### Record excerpts

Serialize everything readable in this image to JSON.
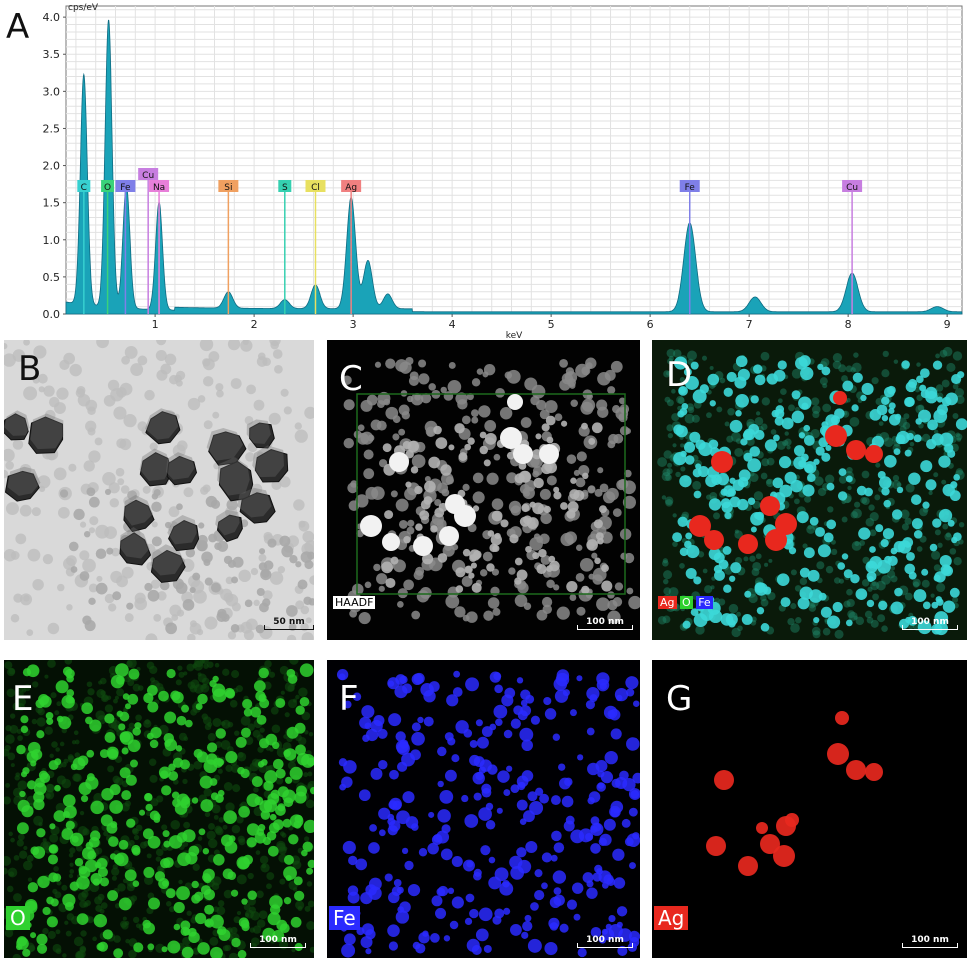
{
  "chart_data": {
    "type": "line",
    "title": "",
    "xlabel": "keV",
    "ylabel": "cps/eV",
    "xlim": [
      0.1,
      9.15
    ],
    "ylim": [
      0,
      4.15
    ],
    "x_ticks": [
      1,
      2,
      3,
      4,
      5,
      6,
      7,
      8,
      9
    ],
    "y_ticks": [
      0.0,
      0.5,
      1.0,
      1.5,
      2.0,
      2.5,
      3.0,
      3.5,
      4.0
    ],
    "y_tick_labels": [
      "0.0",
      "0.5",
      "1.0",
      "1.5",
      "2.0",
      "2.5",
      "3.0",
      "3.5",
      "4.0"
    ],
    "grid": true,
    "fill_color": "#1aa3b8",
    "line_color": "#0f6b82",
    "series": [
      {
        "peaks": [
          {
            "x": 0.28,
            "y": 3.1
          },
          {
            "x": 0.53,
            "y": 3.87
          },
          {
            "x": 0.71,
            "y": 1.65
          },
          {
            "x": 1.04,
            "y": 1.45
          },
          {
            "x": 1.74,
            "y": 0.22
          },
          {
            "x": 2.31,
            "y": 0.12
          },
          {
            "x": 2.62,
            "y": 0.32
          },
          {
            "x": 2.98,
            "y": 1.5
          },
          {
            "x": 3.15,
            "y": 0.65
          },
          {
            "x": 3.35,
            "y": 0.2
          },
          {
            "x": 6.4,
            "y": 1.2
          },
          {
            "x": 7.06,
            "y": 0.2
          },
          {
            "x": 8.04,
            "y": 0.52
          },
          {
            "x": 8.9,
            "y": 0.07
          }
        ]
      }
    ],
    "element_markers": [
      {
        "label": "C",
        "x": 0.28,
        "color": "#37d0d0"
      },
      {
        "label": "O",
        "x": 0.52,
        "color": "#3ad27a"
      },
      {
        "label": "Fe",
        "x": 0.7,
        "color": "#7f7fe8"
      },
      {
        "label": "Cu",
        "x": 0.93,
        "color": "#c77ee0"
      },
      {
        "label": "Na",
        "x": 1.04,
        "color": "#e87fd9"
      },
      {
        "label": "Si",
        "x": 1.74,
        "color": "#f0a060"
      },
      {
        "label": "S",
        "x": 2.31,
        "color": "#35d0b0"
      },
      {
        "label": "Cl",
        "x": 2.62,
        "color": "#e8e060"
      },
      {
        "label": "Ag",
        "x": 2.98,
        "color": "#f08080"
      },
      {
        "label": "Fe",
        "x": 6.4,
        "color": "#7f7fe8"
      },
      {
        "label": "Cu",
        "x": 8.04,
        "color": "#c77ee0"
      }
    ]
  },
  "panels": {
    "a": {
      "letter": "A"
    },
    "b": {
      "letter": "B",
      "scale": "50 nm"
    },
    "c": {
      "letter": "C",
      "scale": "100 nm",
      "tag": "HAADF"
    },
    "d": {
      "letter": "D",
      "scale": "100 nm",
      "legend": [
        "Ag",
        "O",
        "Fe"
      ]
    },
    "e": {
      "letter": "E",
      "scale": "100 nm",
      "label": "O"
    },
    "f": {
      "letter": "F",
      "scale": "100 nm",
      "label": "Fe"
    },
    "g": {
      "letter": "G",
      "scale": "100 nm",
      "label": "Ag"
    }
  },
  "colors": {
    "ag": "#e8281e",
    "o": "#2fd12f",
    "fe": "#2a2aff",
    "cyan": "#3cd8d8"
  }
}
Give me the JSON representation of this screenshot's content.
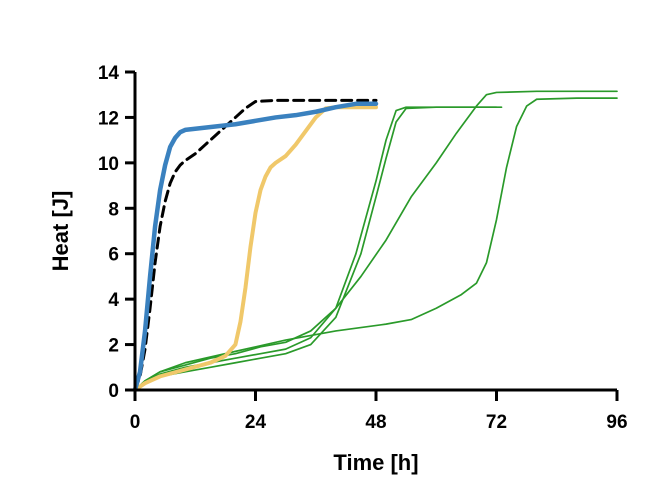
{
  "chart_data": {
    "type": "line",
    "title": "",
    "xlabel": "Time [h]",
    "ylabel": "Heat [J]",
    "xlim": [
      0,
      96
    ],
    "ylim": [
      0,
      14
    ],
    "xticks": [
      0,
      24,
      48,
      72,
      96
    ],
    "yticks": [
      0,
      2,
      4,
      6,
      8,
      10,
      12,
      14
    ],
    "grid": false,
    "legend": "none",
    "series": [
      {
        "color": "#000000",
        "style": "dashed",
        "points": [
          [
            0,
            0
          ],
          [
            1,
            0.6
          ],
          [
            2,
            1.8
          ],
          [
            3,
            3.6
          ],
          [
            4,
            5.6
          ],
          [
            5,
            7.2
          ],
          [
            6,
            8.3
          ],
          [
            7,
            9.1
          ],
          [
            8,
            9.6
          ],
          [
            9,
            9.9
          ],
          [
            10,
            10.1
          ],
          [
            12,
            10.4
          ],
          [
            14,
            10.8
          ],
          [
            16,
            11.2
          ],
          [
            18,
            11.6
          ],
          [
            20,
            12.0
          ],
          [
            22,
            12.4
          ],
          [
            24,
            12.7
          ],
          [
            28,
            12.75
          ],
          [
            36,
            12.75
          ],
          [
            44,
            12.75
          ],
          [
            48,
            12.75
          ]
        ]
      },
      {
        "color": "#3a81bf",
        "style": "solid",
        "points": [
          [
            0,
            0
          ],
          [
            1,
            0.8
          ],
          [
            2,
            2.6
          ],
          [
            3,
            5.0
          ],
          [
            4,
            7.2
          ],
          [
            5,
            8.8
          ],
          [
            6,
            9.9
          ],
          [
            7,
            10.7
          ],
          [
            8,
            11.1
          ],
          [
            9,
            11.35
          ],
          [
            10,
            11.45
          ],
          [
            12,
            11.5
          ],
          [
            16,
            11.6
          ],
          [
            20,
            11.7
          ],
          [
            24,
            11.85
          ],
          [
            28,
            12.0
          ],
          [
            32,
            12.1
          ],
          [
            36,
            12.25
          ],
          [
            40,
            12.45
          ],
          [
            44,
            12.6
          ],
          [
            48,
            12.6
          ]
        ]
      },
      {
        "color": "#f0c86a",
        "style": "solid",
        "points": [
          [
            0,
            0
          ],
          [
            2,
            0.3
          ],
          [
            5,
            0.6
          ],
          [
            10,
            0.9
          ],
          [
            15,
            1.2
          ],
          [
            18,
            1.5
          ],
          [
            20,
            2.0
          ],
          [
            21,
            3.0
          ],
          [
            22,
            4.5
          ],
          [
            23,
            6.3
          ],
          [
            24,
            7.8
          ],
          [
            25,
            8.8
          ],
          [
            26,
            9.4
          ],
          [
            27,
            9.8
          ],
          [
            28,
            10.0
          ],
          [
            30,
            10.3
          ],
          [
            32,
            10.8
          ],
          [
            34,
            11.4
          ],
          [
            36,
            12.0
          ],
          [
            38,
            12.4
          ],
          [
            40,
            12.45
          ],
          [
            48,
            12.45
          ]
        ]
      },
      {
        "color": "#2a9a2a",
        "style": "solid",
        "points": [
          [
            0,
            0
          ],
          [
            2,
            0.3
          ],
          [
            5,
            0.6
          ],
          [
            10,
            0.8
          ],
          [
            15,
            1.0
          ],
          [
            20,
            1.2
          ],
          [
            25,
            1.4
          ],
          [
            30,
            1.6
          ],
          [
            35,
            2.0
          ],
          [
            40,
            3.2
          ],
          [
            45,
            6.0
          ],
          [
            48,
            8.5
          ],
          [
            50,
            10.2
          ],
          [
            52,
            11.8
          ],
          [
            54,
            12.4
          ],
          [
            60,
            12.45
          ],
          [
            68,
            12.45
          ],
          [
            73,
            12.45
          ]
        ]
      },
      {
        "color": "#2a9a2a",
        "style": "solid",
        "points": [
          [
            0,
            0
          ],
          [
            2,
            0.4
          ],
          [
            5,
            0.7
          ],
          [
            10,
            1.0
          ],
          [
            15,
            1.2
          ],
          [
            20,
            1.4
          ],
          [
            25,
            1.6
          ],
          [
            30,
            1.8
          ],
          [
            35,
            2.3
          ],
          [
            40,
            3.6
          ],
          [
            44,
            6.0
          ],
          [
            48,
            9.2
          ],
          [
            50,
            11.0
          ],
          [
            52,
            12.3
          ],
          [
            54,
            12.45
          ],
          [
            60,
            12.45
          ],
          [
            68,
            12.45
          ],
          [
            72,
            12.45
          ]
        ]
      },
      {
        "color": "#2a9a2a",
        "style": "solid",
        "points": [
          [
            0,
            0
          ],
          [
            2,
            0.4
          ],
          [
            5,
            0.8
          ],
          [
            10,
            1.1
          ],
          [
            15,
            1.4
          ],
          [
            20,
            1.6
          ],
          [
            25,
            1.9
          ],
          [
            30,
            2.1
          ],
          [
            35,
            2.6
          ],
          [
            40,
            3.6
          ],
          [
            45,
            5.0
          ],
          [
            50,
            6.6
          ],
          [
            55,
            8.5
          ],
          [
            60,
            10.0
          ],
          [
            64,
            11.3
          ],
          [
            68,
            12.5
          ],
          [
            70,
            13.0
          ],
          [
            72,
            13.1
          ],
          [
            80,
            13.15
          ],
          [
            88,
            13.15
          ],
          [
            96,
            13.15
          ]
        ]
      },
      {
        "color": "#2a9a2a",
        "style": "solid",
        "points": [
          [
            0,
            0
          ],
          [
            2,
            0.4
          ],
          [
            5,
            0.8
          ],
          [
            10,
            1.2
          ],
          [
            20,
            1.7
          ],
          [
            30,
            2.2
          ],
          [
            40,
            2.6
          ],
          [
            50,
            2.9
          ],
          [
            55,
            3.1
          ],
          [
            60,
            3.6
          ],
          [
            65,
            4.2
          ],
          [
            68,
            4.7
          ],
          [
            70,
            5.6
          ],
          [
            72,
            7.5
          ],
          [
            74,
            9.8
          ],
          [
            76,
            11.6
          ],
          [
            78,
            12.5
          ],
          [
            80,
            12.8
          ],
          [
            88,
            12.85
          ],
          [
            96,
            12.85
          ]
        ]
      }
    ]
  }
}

######

*Exercise brief*. Which lines hold the word "this"? Copy each of them from the records.

*Complete response*.
Serialize everything readable in this image to JSON.
Give me the JSON representation of this screenshot's content.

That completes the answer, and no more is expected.